ROWS:

◇ ◇ ◇ ◇

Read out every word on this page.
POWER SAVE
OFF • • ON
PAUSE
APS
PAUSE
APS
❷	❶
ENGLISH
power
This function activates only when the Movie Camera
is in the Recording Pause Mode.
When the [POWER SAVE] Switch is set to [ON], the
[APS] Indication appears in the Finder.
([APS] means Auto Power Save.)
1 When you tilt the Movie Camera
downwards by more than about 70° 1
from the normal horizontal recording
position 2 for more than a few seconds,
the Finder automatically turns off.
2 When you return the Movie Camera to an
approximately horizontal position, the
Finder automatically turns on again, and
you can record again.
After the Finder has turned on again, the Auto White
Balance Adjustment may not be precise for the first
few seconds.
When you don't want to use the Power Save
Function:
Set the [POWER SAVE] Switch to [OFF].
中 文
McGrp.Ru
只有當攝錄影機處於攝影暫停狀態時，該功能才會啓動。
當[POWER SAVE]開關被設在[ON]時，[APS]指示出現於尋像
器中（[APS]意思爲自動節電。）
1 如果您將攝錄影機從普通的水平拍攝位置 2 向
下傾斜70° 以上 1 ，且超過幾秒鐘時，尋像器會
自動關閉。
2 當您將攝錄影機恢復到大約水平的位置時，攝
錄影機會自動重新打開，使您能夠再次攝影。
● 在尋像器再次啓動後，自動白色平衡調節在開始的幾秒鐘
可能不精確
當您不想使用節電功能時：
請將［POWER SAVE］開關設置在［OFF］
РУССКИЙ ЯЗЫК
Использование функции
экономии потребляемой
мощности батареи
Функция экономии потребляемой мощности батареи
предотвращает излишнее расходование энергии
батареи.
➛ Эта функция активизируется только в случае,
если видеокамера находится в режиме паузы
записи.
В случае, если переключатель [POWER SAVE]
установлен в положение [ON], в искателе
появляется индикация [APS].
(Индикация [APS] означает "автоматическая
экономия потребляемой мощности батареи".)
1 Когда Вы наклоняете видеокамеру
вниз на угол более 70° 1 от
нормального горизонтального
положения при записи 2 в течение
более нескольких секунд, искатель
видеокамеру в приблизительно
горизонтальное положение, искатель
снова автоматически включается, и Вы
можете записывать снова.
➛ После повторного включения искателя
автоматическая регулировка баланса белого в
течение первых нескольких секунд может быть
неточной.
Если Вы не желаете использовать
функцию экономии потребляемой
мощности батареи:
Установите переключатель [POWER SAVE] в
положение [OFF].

◇ ◇ ◇ ◇

WRITTEN EXERCISE:
List every line above containing the word "again".

RIGHT ANSWER:
Finder automatically turns on again, and
you can record again.
After the Finder has turned on again, the Auto White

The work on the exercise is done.